### Dataset excerpts
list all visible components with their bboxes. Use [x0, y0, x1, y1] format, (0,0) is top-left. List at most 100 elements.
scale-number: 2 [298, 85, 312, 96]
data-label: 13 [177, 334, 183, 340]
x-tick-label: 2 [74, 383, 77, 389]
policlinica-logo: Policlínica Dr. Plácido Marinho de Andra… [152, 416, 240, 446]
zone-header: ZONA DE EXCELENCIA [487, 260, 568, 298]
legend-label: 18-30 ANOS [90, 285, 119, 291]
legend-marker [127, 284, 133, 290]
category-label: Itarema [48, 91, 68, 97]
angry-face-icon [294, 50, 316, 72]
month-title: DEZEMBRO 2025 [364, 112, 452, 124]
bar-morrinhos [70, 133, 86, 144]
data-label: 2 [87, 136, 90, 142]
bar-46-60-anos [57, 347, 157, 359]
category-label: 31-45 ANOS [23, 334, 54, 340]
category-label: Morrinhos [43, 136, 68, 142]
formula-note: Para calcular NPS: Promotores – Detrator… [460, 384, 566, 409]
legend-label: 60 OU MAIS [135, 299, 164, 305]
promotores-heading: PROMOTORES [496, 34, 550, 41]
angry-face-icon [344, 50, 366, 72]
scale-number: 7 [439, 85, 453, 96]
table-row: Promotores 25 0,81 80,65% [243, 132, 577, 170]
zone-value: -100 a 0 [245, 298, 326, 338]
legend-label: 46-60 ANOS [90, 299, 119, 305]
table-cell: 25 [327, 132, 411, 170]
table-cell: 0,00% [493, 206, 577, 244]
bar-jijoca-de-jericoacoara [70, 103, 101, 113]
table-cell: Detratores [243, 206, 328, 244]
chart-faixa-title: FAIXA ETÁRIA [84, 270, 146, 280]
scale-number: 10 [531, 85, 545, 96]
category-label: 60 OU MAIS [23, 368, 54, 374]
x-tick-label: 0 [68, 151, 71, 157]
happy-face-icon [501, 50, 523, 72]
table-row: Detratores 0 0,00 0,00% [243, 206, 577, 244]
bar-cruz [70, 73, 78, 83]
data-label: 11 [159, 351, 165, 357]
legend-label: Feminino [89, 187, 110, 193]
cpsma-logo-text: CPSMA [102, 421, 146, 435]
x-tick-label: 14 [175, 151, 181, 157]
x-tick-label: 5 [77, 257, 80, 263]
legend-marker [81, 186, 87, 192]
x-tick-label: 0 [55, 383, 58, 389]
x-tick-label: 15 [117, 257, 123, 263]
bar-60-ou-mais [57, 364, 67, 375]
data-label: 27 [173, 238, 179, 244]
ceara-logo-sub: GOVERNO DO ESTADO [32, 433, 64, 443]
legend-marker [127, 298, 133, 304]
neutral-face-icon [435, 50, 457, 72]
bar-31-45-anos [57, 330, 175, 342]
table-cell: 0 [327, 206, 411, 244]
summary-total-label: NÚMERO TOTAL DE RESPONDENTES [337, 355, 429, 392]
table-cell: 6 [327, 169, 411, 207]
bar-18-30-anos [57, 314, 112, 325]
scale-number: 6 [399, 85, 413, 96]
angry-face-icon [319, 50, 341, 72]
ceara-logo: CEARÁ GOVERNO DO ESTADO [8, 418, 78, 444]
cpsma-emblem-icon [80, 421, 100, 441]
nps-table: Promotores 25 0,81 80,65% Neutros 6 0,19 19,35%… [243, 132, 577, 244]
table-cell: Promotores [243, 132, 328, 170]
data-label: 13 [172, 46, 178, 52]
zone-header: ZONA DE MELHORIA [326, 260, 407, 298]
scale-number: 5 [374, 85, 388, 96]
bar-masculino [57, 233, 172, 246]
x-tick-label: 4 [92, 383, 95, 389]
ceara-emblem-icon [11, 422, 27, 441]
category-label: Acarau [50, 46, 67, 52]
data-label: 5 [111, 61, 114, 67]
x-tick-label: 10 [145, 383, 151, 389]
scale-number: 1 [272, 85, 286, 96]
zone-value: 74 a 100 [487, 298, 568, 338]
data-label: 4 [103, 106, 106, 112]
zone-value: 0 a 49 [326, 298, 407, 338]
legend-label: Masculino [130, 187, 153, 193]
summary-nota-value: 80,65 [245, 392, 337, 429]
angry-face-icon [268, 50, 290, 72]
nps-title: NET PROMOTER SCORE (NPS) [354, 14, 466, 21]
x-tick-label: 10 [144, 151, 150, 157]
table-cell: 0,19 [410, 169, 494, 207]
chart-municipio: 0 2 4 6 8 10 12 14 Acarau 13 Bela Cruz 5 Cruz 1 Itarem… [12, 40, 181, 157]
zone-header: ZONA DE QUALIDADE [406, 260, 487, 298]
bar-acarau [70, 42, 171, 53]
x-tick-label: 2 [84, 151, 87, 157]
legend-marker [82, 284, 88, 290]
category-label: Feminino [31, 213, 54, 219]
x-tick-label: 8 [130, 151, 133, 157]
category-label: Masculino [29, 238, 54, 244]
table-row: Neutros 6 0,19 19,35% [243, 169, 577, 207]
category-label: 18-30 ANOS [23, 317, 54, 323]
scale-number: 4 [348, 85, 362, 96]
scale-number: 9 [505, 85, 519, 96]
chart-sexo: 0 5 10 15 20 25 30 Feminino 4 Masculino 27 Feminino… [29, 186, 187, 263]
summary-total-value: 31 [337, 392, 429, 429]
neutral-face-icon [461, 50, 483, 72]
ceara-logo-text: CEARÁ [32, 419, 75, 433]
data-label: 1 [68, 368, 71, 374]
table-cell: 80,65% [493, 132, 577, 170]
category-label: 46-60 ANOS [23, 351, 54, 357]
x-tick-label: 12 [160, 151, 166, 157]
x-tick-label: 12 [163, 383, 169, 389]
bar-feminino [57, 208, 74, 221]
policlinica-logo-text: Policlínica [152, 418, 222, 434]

### Objective
Output every line of the entries above as a Markdown table with two columns, "Row" for the row number and "Line" for the line, and skip any blank lines.

### Exercise output
| Row | Line |
|---|---|
| 1 | list all visible components with their bboxes. Use [x0, y0, x1, y1] format, (0,0) is top-left. List at most 100 elements. |
| 2 | scale-number: 2 [298, 85, 312, 96] |
| 3 | data-label: 13 [177, 334, 183, 340] |
| 4 | x-tick-label: 2 [74, 383, 77, 389] |
| 5 | policlinica-logo: Policlínica Dr. Plácido Marinho de Andra… [152, 416, 240, 446] |
| 6 | zone-header: ZONA DE EXCELENCIA [487, 260, 568, 298] |
| 7 | legend-label: 18-30 ANOS [90, 285, 119, 291] |
| 8 | legend-marker [127, 284, 133, 290] |
| 9 | category-label: Itarema [48, 91, 68, 97] |
| 10 | angry-face-icon [294, 50, 316, 72] |
| 11 | month-title: DEZEMBRO 2025 [364, 112, 452, 124] |
| 12 | bar-morrinhos [70, 133, 86, 144] |
| 13 | data-label: 2 [87, 136, 90, 142] |
| 14 | bar-46-60-anos [57, 347, 157, 359] |
| 15 | category-label: 31-45 ANOS [23, 334, 54, 340] |
| 16 | category-label: Morrinhos [43, 136, 68, 142] |
| 17 | formula-note: Para calcular NPS: Promotores – Detrator… [460, 384, 566, 409] |
| 18 | legend-label: 60 OU MAIS [135, 299, 164, 305] |
| 19 | promotores-heading: PROMOTORES [496, 34, 550, 41] |
| 20 | angry-face-icon [344, 50, 366, 72] |
| 21 | scale-number: 7 [439, 85, 453, 96] |
| 22 | table-row: Promotores 25 0,81 80,65% [243, 132, 577, 170] |
| 23 | zone-value: -100 a 0 [245, 298, 326, 338] |
| 24 | legend-label: 46-60 ANOS [90, 299, 119, 305] |
| 25 | table-cell: 25 [327, 132, 411, 170] |
| 26 | table-cell: 0,00% [493, 206, 577, 244] |
| 27 | bar-jijoca-de-jericoacoara [70, 103, 101, 113] |
| 28 | table-cell: Detratores [243, 206, 328, 244] |
| 29 | chart-faixa-title: FAIXA ETÁRIA [84, 270, 146, 280] |
| 30 | scale-number: 10 [531, 85, 545, 96] |
| 31 | category-label: 60 OU MAIS [23, 368, 54, 374] |
| 32 | x-tick-label: 0 [68, 151, 71, 157] |
| 33 | happy-face-icon [501, 50, 523, 72] |
| 34 | table-row: Detratores 0 0,00 0,00% [243, 206, 577, 244] |
| 35 | bar-cruz [70, 73, 78, 83] |
| 36 | data-label: 11 [159, 351, 165, 357] |
| 37 | legend-label: Feminino [89, 187, 110, 193] |
| 38 | cpsma-logo-text: CPSMA [102, 421, 146, 435] |
| 39 | x-tick-label: 14 [175, 151, 181, 157] |
| 40 | x-tick-label: 5 [77, 257, 80, 263] |
| 41 | legend-marker [81, 186, 87, 192] |
| 42 | x-tick-label: 0 [55, 383, 58, 389] |
| 43 | x-tick-label: 15 [117, 257, 123, 263] |
| 44 | bar-60-ou-mais [57, 364, 67, 375] |
| 45 | data-label: 27 [173, 238, 179, 244] |
| 46 | ceara-logo-sub: GOVERNO DO ESTADO [32, 433, 64, 443] |
| 47 | legend-marker [127, 298, 133, 304] |
| 48 | neutral-face-icon [435, 50, 457, 72] |
| 49 | bar-31-45-anos [57, 330, 175, 342] |
| 50 | table-cell: 0 [327, 206, 411, 244] |
| 51 | summary-total-label: NÚMERO TOTAL DE RESPONDENTES [337, 355, 429, 392] |
| 52 | table-cell: 6 [327, 169, 411, 207] |
| 53 | bar-18-30-anos [57, 314, 112, 325] |
| 54 | scale-number: 6 [399, 85, 413, 96] |
| 55 | angry-face-icon [319, 50, 341, 72] |
| 56 | ceara-logo: CEARÁ GOVERNO DO ESTADO [8, 418, 78, 444] |
| 57 | cpsma-emblem-icon [80, 421, 100, 441] |
| 58 | nps-table: Promotores 25 0,81 80,65% Neutros 6 0,19 19,35%… [243, 132, 577, 244] |
| 59 | table-cell: Promotores [243, 132, 328, 170] |
| 60 | data-label: 13 [172, 46, 178, 52] |
| 61 | zone-header: ZONA DE MELHORIA [326, 260, 407, 298] |
| 62 | scale-number: 5 [374, 85, 388, 96] |
| 63 | bar-masculino [57, 233, 172, 246] |
| 64 | x-tick-label: 4 [92, 383, 95, 389] |
| 65 | ceara-emblem-icon [11, 422, 27, 441] |
| 66 | category-label: Acarau [50, 46, 67, 52] |
| 67 | data-label: 5 [111, 61, 114, 67] |
| 68 | x-tick-label: 10 [145, 383, 151, 389] |
| 69 | scale-number: 1 [272, 85, 286, 96] |
| 70 | zone-value: 74 a 100 [487, 298, 568, 338] |
| 71 | data-label: 4 [103, 106, 106, 112] |
| 72 | zone-value: 0 a 49 [326, 298, 407, 338] |
| 73 | legend-label: Masculino [130, 187, 153, 193] |
| 74 | summary-nota-value: 80,65 [245, 392, 337, 429] |
| 75 | angry-face-icon [268, 50, 290, 72] |
| 76 | nps-title: NET PROMOTER SCORE (NPS) [354, 14, 466, 21] |
| 77 | x-tick-label: 10 [144, 151, 150, 157] |
| 78 | table-cell: 0,19 [410, 169, 494, 207] |
| 79 | chart-municipio: 0 2 4 6 8 10 12 14 Acarau 13 Bela Cruz 5 Cruz 1 Itarem… [12, 40, 181, 157] |
| 80 | zone-header: ZONA DE QUALIDADE [406, 260, 487, 298] |
| 81 | bar-acarau [70, 42, 171, 53] |
| 82 | x-tick-label: 2 [84, 151, 87, 157] |
| 83 | legend-marker [82, 284, 88, 290] |
| 84 | category-label: Feminino [31, 213, 54, 219] |
| 85 | x-tick-label: 8 [130, 151, 133, 157] |
| 86 | category-label: Masculino [29, 238, 54, 244] |
| 87 | table-row: Neutros 6 0,19 19,35% [243, 169, 577, 207] |
| 88 | category-label: 18-30 ANOS [23, 317, 54, 323] |
| 89 | scale-number: 4 [348, 85, 362, 96] |
| 90 | scale-number: 9 [505, 85, 519, 96] |
| 91 | chart-sexo: 0 5 10 15 20 25 30 Feminino 4 Masculino 27 Feminino… [29, 186, 187, 263] |
| 92 | summary-total-value: 31 [337, 392, 429, 429] |
| 93 | neutral-face-icon [461, 50, 483, 72] |
| 94 | ceara-logo-text: CEARÁ [32, 419, 75, 433] |
| 95 | data-label: 1 [68, 368, 71, 374] |
| 96 | table-cell: 80,65% [493, 132, 577, 170] |
| 97 | category-label: 46-60 ANOS [23, 351, 54, 357] |
| 98 | x-tick-label: 12 [160, 151, 166, 157] |
| 99 | x-tick-label: 12 [163, 383, 169, 389] |
| 100 | bar-feminino [57, 208, 74, 221] |
| 101 | policlinica-logo-text: Policlínica [152, 418, 222, 434] |